### Records to process
++++++++++++++++++++
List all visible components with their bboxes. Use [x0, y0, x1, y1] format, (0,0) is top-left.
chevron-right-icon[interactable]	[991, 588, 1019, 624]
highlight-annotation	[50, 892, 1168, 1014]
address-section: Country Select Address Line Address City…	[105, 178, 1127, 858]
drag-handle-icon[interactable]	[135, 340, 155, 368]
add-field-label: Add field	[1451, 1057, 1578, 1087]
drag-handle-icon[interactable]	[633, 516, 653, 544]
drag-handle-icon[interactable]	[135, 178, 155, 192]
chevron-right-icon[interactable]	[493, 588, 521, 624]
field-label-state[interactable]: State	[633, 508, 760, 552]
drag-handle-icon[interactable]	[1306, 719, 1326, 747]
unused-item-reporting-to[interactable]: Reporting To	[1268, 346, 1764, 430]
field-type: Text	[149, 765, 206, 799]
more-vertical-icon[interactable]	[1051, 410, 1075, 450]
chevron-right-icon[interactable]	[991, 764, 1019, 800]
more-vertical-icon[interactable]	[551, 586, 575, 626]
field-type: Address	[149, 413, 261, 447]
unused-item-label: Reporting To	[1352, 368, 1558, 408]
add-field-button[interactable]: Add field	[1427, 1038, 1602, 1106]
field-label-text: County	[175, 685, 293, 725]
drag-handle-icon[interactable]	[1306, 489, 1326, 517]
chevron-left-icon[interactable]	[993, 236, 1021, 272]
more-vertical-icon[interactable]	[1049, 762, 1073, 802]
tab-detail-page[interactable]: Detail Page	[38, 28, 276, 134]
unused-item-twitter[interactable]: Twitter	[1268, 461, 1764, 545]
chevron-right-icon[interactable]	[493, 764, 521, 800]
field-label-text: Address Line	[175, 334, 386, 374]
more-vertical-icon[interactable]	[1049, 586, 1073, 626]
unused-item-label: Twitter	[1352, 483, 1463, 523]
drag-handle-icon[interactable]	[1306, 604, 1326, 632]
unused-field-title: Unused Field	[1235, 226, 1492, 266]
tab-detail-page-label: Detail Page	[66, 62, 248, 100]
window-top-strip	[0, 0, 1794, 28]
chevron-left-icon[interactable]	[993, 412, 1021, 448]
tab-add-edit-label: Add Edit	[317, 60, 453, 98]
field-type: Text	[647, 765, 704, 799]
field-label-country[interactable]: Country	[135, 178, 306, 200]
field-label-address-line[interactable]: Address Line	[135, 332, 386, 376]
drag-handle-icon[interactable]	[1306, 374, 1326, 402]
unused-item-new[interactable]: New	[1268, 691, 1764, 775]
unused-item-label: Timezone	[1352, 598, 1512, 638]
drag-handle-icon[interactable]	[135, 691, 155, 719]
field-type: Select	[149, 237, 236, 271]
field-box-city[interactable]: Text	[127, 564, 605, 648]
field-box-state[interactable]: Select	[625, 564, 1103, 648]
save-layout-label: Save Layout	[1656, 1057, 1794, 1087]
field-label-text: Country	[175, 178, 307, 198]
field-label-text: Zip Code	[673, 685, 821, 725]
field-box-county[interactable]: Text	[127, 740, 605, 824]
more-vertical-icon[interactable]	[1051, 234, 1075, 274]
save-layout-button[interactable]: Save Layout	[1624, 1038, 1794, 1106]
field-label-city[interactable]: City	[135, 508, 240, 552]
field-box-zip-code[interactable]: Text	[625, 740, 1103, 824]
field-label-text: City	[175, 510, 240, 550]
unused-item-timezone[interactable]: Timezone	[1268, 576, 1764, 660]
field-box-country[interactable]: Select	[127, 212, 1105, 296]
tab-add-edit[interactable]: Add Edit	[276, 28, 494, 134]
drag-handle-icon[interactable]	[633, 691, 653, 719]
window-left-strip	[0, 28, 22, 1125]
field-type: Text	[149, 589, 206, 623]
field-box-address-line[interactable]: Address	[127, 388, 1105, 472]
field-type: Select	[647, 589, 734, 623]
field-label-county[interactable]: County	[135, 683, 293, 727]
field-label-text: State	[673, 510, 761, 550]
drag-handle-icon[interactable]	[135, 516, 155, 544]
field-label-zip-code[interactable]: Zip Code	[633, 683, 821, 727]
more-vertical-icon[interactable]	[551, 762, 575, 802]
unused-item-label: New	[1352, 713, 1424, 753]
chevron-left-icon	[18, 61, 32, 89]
++++++++++++++++++++
### Short problem
Edit the entries above by changing every "Zip Code" to "Postal Code", and keep all other text as it is.

### Answer to this exercise
List all visible components with their bboxes. Use [x0, y0, x1, y1] format, (0,0) is top-left.
chevron-right-icon[interactable]	[991, 588, 1019, 624]
highlight-annotation	[50, 892, 1168, 1014]
address-section: Country Select Address Line Address City…	[105, 178, 1127, 858]
drag-handle-icon[interactable]	[135, 340, 155, 368]
add-field-label: Add field	[1451, 1057, 1578, 1087]
drag-handle-icon[interactable]	[633, 516, 653, 544]
drag-handle-icon[interactable]	[135, 178, 155, 192]
chevron-right-icon[interactable]	[493, 588, 521, 624]
field-label-state[interactable]: State	[633, 508, 760, 552]
drag-handle-icon[interactable]	[1306, 719, 1326, 747]
unused-item-reporting-to[interactable]: Reporting To	[1268, 346, 1764, 430]
field-type: Text	[149, 765, 206, 799]
more-vertical-icon[interactable]	[1051, 410, 1075, 450]
chevron-right-icon[interactable]	[991, 764, 1019, 800]
more-vertical-icon[interactable]	[551, 586, 575, 626]
field-type: Address	[149, 413, 261, 447]
unused-item-label: Reporting To	[1352, 368, 1558, 408]
add-field-button[interactable]: Add field	[1427, 1038, 1602, 1106]
field-label-text: County	[175, 685, 293, 725]
drag-handle-icon[interactable]	[1306, 489, 1326, 517]
chevron-left-icon[interactable]	[993, 236, 1021, 272]
more-vertical-icon[interactable]	[1049, 762, 1073, 802]
tab-detail-page[interactable]: Detail Page	[38, 28, 276, 134]
unused-item-twitter[interactable]: Twitter	[1268, 461, 1764, 545]
chevron-right-icon[interactable]	[493, 764, 521, 800]
field-label-text: Address Line	[175, 334, 386, 374]
more-vertical-icon[interactable]	[1049, 586, 1073, 626]
unused-item-label: Twitter	[1352, 483, 1463, 523]
drag-handle-icon[interactable]	[1306, 604, 1326, 632]
unused-field-title: Unused Field	[1235, 226, 1492, 266]
tab-detail-page-label: Detail Page	[66, 62, 248, 100]
window-top-strip	[0, 0, 1794, 28]
chevron-left-icon[interactable]	[993, 412, 1021, 448]
tab-add-edit-label: Add Edit	[317, 60, 453, 98]
field-type: Text	[647, 765, 704, 799]
field-label-country[interactable]: Country	[135, 178, 306, 200]
field-label-address-line[interactable]: Address Line	[135, 332, 386, 376]
drag-handle-icon[interactable]	[1306, 374, 1326, 402]
unused-item-new[interactable]: New	[1268, 691, 1764, 775]
unused-item-label: Timezone	[1352, 598, 1512, 638]
drag-handle-icon[interactable]	[135, 691, 155, 719]
field-type: Select	[149, 237, 236, 271]
field-box-city[interactable]: Text	[127, 564, 605, 648]
field-box-state[interactable]: Select	[625, 564, 1103, 648]
save-layout-label: Save Layout	[1656, 1057, 1794, 1087]
field-label-text: Country	[175, 178, 307, 198]
field-label-text: Postal Code	[673, 685, 821, 725]
field-box-county[interactable]: Text	[127, 740, 605, 824]
more-vertical-icon[interactable]	[1051, 234, 1075, 274]
save-layout-button[interactable]: Save Layout	[1624, 1038, 1794, 1106]
field-label-city[interactable]: City	[135, 508, 240, 552]
field-box-zip-code[interactable]: Text	[625, 740, 1103, 824]
field-label-text: City	[175, 510, 240, 550]
unused-item-timezone[interactable]: Timezone	[1268, 576, 1764, 660]
field-box-country[interactable]: Select	[127, 212, 1105, 296]
tab-add-edit[interactable]: Add Edit	[276, 28, 494, 134]
drag-handle-icon[interactable]	[633, 691, 653, 719]
window-left-strip	[0, 28, 22, 1125]
field-type: Text	[149, 589, 206, 623]
field-box-address-line[interactable]: Address	[127, 388, 1105, 472]
field-type: Select	[647, 589, 734, 623]
field-label-county[interactable]: County	[135, 683, 293, 727]
field-label-text: State	[673, 510, 761, 550]
drag-handle-icon[interactable]	[135, 516, 155, 544]
field-label-zip-code[interactable]: Postal Code	[633, 683, 821, 727]
more-vertical-icon[interactable]	[551, 762, 575, 802]
unused-item-label: New	[1352, 713, 1424, 753]
chevron-left-icon	[18, 61, 32, 89]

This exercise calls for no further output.